* **DIRECTIVE**
The records below must be written out exactly, with every picture left behind.

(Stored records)
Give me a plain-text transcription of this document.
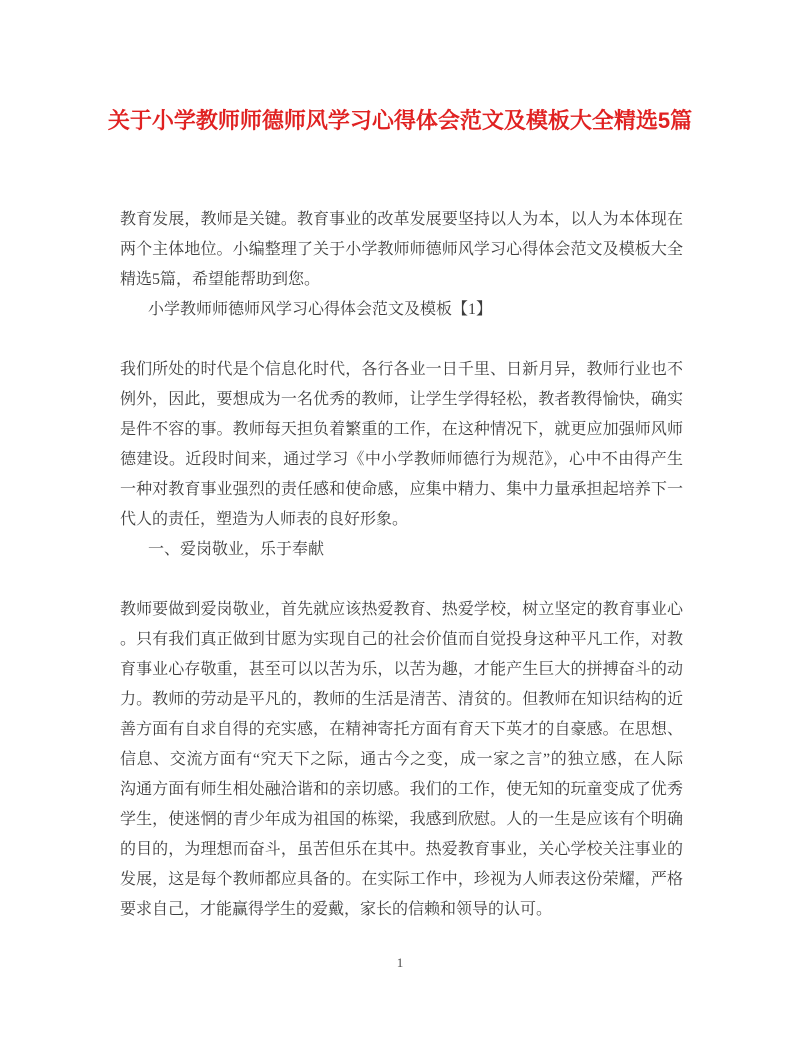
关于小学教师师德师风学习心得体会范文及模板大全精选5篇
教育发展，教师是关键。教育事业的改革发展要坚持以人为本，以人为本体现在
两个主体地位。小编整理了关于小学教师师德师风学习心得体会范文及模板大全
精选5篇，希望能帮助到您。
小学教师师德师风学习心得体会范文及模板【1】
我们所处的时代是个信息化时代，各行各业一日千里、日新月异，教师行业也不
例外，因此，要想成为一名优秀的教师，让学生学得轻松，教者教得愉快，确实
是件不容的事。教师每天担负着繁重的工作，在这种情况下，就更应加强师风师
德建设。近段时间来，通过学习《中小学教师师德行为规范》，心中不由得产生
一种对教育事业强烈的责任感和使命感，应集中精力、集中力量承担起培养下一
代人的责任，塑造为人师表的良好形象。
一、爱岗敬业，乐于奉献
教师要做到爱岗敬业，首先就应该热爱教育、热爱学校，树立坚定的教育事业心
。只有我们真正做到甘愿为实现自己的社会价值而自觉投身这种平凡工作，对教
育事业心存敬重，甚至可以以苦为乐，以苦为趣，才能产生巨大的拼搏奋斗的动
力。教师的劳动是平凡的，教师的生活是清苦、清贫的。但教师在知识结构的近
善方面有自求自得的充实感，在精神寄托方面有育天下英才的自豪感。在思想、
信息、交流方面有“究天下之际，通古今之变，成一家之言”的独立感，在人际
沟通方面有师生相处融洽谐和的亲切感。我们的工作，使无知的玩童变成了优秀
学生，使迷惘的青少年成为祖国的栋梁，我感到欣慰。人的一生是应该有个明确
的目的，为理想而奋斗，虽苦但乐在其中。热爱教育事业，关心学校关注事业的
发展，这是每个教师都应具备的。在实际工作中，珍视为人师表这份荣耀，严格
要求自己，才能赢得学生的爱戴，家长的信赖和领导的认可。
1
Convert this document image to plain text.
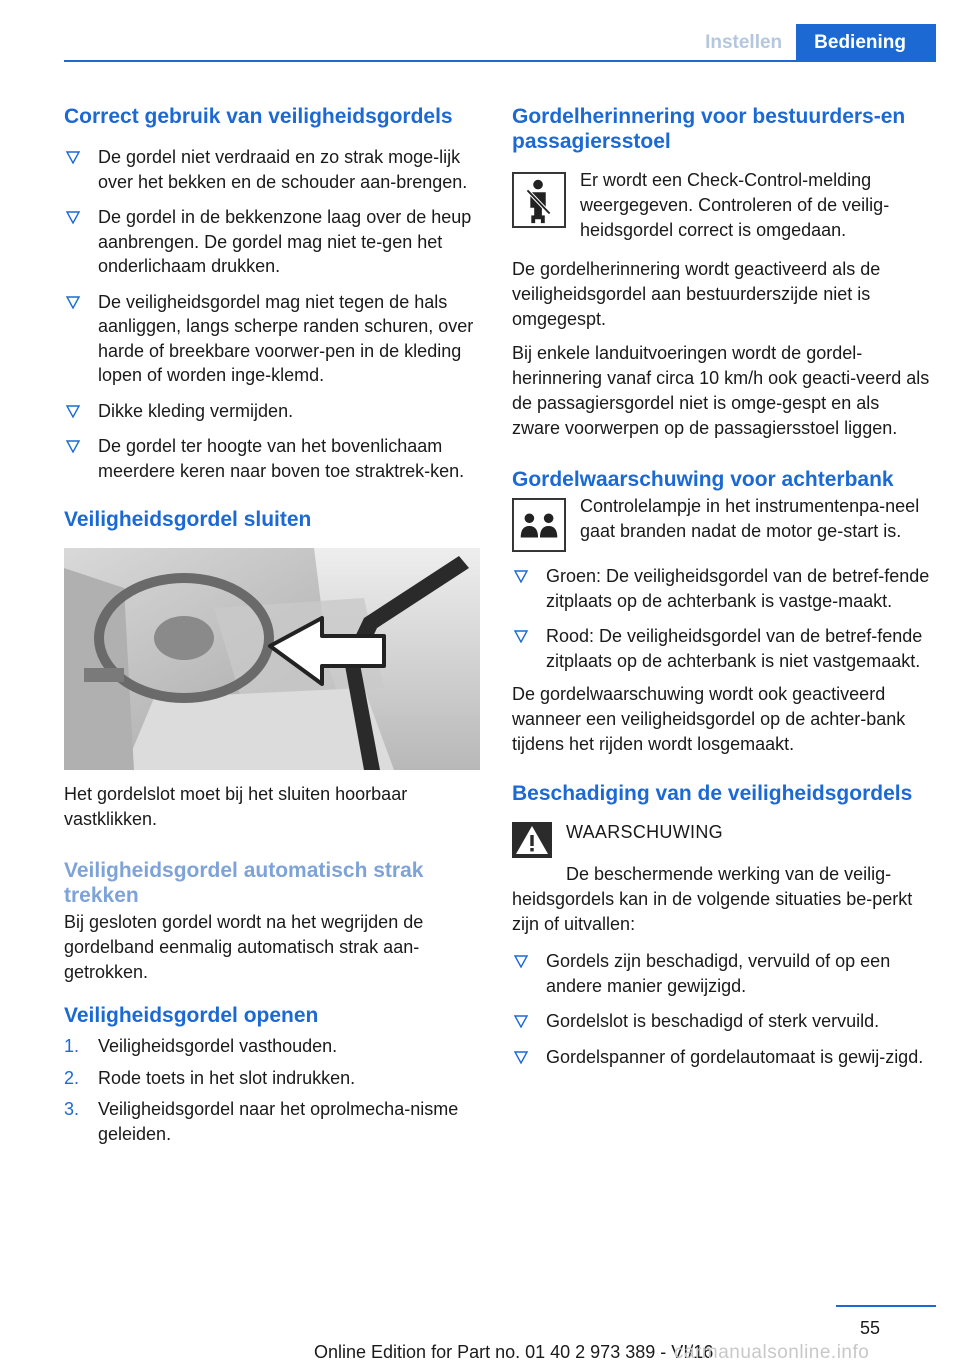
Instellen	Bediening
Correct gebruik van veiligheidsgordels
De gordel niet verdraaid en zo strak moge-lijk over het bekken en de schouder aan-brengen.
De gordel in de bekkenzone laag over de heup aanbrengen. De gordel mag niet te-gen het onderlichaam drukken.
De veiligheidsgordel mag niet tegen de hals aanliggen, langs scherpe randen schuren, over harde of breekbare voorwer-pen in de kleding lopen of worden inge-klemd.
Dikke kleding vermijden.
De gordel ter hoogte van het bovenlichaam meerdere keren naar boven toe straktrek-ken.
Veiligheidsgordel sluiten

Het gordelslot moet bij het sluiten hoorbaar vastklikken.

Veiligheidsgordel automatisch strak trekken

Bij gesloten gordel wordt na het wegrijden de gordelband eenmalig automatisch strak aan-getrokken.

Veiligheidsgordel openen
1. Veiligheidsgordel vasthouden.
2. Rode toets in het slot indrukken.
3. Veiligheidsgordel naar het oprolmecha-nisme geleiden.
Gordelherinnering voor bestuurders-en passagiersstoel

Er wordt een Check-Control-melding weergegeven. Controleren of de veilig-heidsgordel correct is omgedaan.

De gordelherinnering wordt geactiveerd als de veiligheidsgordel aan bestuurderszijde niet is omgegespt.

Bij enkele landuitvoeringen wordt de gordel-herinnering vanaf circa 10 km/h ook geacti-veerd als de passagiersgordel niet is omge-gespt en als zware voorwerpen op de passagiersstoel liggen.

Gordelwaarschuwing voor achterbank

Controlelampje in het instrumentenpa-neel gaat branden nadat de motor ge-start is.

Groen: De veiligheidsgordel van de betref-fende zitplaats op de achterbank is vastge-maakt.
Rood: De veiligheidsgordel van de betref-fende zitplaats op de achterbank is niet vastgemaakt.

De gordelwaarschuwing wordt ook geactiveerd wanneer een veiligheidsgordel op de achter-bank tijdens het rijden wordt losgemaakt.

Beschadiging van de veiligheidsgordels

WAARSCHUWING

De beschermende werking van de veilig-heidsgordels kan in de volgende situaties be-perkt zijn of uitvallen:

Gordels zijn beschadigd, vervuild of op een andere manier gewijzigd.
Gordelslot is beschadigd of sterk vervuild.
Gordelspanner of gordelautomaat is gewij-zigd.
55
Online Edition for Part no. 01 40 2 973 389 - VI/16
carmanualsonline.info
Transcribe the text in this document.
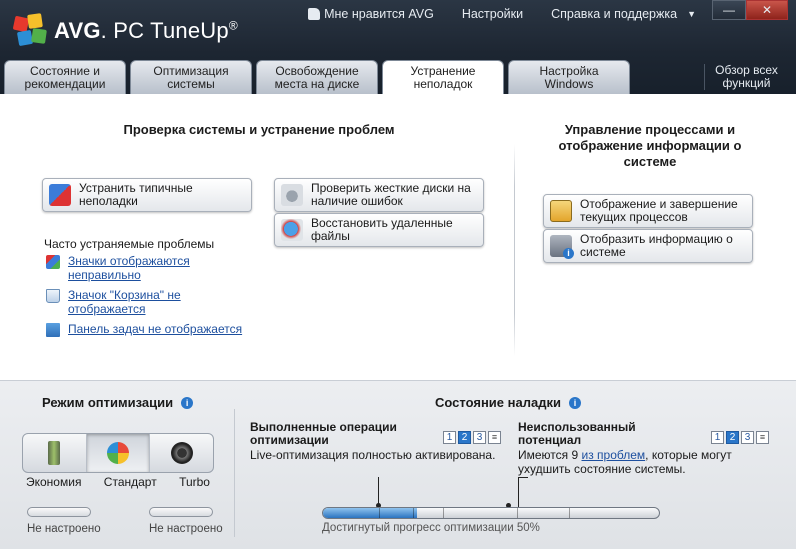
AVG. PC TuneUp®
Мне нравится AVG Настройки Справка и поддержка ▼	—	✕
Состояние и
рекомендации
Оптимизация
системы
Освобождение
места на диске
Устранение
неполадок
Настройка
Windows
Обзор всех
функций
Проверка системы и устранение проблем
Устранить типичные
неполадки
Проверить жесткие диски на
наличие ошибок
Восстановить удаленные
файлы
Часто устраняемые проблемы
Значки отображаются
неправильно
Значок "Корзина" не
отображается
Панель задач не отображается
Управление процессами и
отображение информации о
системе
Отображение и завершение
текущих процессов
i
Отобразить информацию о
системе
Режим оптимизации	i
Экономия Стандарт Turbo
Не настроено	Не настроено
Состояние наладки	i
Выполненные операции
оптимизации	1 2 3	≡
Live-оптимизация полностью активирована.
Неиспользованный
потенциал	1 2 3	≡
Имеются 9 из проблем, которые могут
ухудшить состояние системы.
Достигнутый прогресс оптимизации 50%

* **RESULT BELOW**
Give me a plain-text transcription of this document.
关于小学教师师德师风学习心得体会范文及模板大全精选5篇
教育发展，教师是关键。教育事业的改革发展要坚持以人为本，以人为本体现在
两个主体地位。小编整理了关于小学教师师德师风学习心得体会范文及模板大全
精选5篇，希望能帮助到您。
小学教师师德师风学习心得体会范文及模板【1】
我们所处的时代是个信息化时代，各行各业一日千里、日新月异，教师行业也不
例外，因此，要想成为一名优秀的教师，让学生学得轻松，教者教得愉快，确实
是件不容的事。教师每天担负着繁重的工作，在这种情况下，就更应加强师风师
德建设。近段时间来，通过学习《中小学教师师德行为规范》，心中不由得产生
一种对教育事业强烈的责任感和使命感，应集中精力、集中力量承担起培养下一
代人的责任，塑造为人师表的良好形象。
一、爱岗敬业，乐于奉献
教师要做到爱岗敬业，首先就应该热爱教育、热爱学校，树立坚定的教育事业心
。只有我们真正做到甘愿为实现自己的社会价值而自觉投身这种平凡工作，对教
育事业心存敬重，甚至可以以苦为乐，以苦为趣，才能产生巨大的拼搏奋斗的动
力。教师的劳动是平凡的，教师的生活是清苦、清贫的。但教师在知识结构的近
善方面有自求自得的充实感，在精神寄托方面有育天下英才的自豪感。在思想、
信息、交流方面有“究天下之际，通古今之变，成一家之言”的独立感，在人际
沟通方面有师生相处融洽谐和的亲切感。我们的工作，使无知的玩童变成了优秀
学生，使迷惘的青少年成为祖国的栋梁，我感到欣慰。人的一生是应该有个明确
的目的，为理想而奋斗，虽苦但乐在其中。热爱教育事业，关心学校关注事业的
发展，这是每个教师都应具备的。在实际工作中，珍视为人师表这份荣耀，严格
要求自己，才能赢得学生的爱戴，家长的信赖和领导的认可。
1
Convert this document image to plain text.
Instellen	Bediening
Correct gebruik van veiligheidsgordels
De gordel niet verdraaid en zo strak moge-lijk over het bekken en de schouder aan-brengen.
De gordel in de bekkenzone laag over de heup aanbrengen. De gordel mag niet te-gen het onderlichaam drukken.
De veiligheidsgordel mag niet tegen de hals aanliggen, langs scherpe randen schuren, over harde of breekbare voorwer-pen in de kleding lopen of worden inge-klemd.
Dikke kleding vermijden.
De gordel ter hoogte van het bovenlichaam meerdere keren naar boven toe straktrek-ken.
Veiligheidsgordel sluiten

Het gordelslot moet bij het sluiten hoorbaar vastklikken.

Veiligheidsgordel automatisch strak trekken

Bij gesloten gordel wordt na het wegrijden de gordelband eenmalig automatisch strak aan-getrokken.

Veiligheidsgordel openen
1. Veiligheidsgordel vasthouden.
2. Rode toets in het slot indrukken.
3. Veiligheidsgordel naar het oprolmecha-nisme geleiden.
Gordelherinnering voor bestuurders-en passagiersstoel

Er wordt een Check-Control-melding weergegeven. Controleren of de veilig-heidsgordel correct is omgedaan.

De gordelherinnering wordt geactiveerd als de veiligheidsgordel aan bestuurderszijde niet is omgegespt.

Bij enkele landuitvoeringen wordt de gordel-herinnering vanaf circa 10 km/h ook geacti-veerd als de passagiersgordel niet is omge-gespt en als zware voorwerpen op de passagiersstoel liggen.

Gordelwaarschuwing voor achterbank

Controlelampje in het instrumentenpa-neel gaat branden nadat de motor ge-start is.

Groen: De veiligheidsgordel van de betref-fende zitplaats op de achterbank is vastge-maakt.
Rood: De veiligheidsgordel van de betref-fende zitplaats op de achterbank is niet vastgemaakt.

De gordelwaarschuwing wordt ook geactiveerd wanneer een veiligheidsgordel op de achter-bank tijdens het rijden wordt losgemaakt.

Beschadiging van de veiligheidsgordels

WAARSCHUWING

De beschermende werking van de veilig-heidsgordels kan in de volgende situaties be-perkt zijn of uitvallen:

Gordels zijn beschadigd, vervuild of op een andere manier gewijzigd.
Gordelslot is beschadigd of sterk vervuild.
Gordelspanner of gordelautomaat is gewij-zigd.
55
Online Edition for Part no. 01 40 2 973 389 - VI/16
carmanualsonline.info
Transcribe the text in this document.
AVG. PC TuneUp®
Мне нравится AVG Настройки Справка и поддержка ▼	—	✕
Состояние и
рекомендации
Оптимизация
системы
Освобождение
места на диске
Устранение
неполадок
Настройка
Windows
Обзор всех
функций
Проверка системы и устранение проблем
Устранить типичные
неполадки
Проверить жесткие диски на
наличие ошибок
Восстановить удаленные
файлы
Часто устраняемые проблемы
Значки отображаются
неправильно
Значок "Корзина" не
отображается
Панель задач не отображается
Управление процессами и
отображение информации о
системе
Отображение и завершение
текущих процессов
i
Отобразить информацию о
системе
Режим оптимизации	i
Экономия Стандарт Turbo
Не настроено	Не настроено
Состояние наладки	i
Выполненные операции
оптимизации	1 2 3	≡
Live-оптимизация полностью активирована.
Неиспользованный
потенциал	1 2 3	≡
Имеются 9 из проблем, которые могут
ухудшить состояние системы.
Достигнутый прогресс оптимизации 50%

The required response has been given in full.